[Aim]: Please copy the listing below line for line, with no changes.

[Data records]:
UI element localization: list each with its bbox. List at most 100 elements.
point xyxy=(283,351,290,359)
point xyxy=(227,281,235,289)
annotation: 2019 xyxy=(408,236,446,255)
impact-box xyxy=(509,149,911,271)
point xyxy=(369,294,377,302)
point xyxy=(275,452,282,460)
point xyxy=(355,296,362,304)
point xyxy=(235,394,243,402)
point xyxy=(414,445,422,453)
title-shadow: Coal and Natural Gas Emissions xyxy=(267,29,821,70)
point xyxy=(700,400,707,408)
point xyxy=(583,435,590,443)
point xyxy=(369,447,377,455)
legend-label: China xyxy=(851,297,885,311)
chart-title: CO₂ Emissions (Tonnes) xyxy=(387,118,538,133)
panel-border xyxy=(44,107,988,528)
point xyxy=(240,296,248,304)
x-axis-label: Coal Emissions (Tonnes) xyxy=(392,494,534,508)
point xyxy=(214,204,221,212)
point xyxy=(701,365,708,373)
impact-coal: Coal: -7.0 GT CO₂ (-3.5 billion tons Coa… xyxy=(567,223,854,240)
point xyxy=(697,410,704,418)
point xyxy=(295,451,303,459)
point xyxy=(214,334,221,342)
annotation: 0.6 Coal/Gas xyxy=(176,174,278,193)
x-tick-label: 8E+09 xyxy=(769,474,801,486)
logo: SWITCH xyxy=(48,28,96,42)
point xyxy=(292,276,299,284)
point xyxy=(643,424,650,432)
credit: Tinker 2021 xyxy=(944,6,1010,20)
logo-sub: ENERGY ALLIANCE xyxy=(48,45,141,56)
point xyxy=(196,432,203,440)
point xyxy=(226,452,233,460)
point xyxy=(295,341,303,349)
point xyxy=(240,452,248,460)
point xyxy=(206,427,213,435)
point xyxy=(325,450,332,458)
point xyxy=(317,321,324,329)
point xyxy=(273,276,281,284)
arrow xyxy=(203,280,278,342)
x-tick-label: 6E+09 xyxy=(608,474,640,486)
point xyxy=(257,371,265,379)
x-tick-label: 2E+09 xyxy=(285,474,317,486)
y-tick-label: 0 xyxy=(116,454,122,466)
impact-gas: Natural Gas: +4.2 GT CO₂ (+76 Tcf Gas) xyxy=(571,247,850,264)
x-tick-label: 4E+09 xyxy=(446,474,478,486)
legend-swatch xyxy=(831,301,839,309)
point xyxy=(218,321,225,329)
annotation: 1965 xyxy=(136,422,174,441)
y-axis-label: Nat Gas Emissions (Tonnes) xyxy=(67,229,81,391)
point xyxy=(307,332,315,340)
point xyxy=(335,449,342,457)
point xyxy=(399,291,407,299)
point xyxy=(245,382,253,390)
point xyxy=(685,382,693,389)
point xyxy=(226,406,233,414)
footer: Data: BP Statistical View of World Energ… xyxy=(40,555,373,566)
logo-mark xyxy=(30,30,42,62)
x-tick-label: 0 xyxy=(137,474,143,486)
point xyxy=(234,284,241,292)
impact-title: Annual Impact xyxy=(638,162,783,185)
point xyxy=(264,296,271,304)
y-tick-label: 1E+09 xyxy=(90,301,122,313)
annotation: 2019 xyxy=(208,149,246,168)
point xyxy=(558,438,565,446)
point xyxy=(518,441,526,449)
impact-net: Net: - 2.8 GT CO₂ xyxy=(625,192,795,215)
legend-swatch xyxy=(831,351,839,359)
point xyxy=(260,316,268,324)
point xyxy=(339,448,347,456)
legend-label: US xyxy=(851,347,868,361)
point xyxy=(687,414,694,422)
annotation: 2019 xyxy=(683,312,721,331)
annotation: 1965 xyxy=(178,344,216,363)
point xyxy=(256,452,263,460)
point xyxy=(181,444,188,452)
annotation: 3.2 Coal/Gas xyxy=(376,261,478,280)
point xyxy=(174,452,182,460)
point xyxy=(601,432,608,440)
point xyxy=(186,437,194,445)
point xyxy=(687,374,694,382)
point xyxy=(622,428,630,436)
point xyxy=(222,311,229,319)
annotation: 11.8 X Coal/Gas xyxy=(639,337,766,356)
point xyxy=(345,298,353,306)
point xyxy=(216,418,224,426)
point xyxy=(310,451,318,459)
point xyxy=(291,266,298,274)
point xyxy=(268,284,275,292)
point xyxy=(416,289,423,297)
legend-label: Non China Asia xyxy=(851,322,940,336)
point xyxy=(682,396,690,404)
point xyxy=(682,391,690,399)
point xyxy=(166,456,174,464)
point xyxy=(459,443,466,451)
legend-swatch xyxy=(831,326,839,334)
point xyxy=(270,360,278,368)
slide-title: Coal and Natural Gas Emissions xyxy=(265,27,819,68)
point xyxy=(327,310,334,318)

[Reply]:
UI element localization: list each with its bbox. List at most 100 elements.
point xyxy=(283,351,290,359)
point xyxy=(227,281,235,289)
annotation: 2019 xyxy=(408,236,446,255)
impact-box xyxy=(509,149,911,271)
point xyxy=(369,294,377,302)
point xyxy=(275,452,282,460)
point xyxy=(355,296,362,304)
point xyxy=(235,394,243,402)
point xyxy=(414,445,422,453)
title-shadow: Coal and Natural Gas Emissions xyxy=(267,29,821,70)
point xyxy=(700,400,707,408)
point xyxy=(583,435,590,443)
point xyxy=(369,447,377,455)
legend-label: China xyxy=(851,297,885,311)
chart-title: CO₂ Emissions (Tonnes) xyxy=(387,118,538,133)
panel-border xyxy=(44,107,988,528)
point xyxy=(240,296,248,304)
x-axis-label: Coal Emissions (Tonnes) xyxy=(392,494,534,508)
point xyxy=(214,204,221,212)
point xyxy=(701,365,708,373)
impact-coal: Coal: -7.0 GT CO₂ (-3.5 billion tons Coa… xyxy=(567,223,854,240)
point xyxy=(697,410,704,418)
point xyxy=(295,451,303,459)
point xyxy=(214,334,221,342)
annotation: 0.6 Coal/Gas xyxy=(176,174,278,193)
x-tick-label: 8E+09 xyxy=(769,474,801,486)
logo: SWITCH xyxy=(48,28,96,42)
point xyxy=(292,276,299,284)
point xyxy=(643,424,650,432)
credit: Tinker 2021 xyxy=(944,6,1010,20)
logo-sub: ENERGY ALLIANCE xyxy=(48,45,141,56)
point xyxy=(196,432,203,440)
point xyxy=(226,452,233,460)
point xyxy=(295,341,303,349)
point xyxy=(240,452,248,460)
point xyxy=(206,427,213,435)
point xyxy=(325,450,332,458)
point xyxy=(317,321,324,329)
point xyxy=(273,276,281,284)
arrow xyxy=(203,280,278,342)
x-tick-label: 6E+09 xyxy=(608,474,640,486)
point xyxy=(257,371,265,379)
x-tick-label: 2E+09 xyxy=(285,474,317,486)
y-tick-label: 0 xyxy=(116,454,122,466)
impact-gas: Natural Gas: +4.2 GT CO₂ (+76 Tcf Gas) xyxy=(571,247,850,264)
x-tick-label: 4E+09 xyxy=(446,474,478,486)
legend-swatch xyxy=(831,301,839,309)
point xyxy=(218,321,225,329)
annotation: 1965 xyxy=(136,422,174,441)
y-axis-label: Nat Gas Emissions (Tonnes) xyxy=(67,229,81,391)
point xyxy=(307,332,315,340)
point xyxy=(335,449,342,457)
point xyxy=(399,291,407,299)
point xyxy=(245,382,253,390)
point xyxy=(685,382,693,389)
point xyxy=(226,406,233,414)
footer: Data: BP Statistical View of World Energ… xyxy=(40,555,373,566)
logo-mark xyxy=(30,30,42,62)
x-tick-label: 0 xyxy=(137,474,143,486)
point xyxy=(234,284,241,292)
impact-title: Annual Impact xyxy=(638,162,783,185)
point xyxy=(264,296,271,304)
y-tick-label: 1E+09 xyxy=(90,301,122,313)
annotation: 2019 xyxy=(208,149,246,168)
point xyxy=(558,438,565,446)
point xyxy=(518,441,526,449)
impact-net: Net: - 2.8 GT CO₂ xyxy=(625,192,795,215)
legend-swatch xyxy=(831,351,839,359)
point xyxy=(260,316,268,324)
point xyxy=(339,448,347,456)
legend-label: US xyxy=(851,347,868,361)
point xyxy=(687,414,694,422)
annotation: 2019 xyxy=(683,312,721,331)
annotation: 1965 xyxy=(178,344,216,363)
point xyxy=(256,452,263,460)
point xyxy=(181,444,188,452)
annotation: 3.2 Coal/Gas xyxy=(376,261,478,280)
point xyxy=(174,452,182,460)
point xyxy=(601,432,608,440)
point xyxy=(186,437,194,445)
point xyxy=(687,374,694,382)
point xyxy=(622,428,630,436)
point xyxy=(222,311,229,319)
annotation: 11.8 X Coal/Gas xyxy=(639,337,766,356)
point xyxy=(345,298,353,306)
point xyxy=(216,418,224,426)
point xyxy=(310,451,318,459)
point xyxy=(291,266,298,274)
point xyxy=(268,284,275,292)
point xyxy=(416,289,423,297)
legend-label: Non China Asia xyxy=(851,322,940,336)
point xyxy=(682,396,690,404)
point xyxy=(682,391,690,399)
point xyxy=(166,456,174,464)
point xyxy=(459,443,466,451)
legend-swatch xyxy=(831,326,839,334)
point xyxy=(270,360,278,368)
slide-title: Coal and Natural Gas Emissions xyxy=(265,27,819,68)
point xyxy=(327,310,334,318)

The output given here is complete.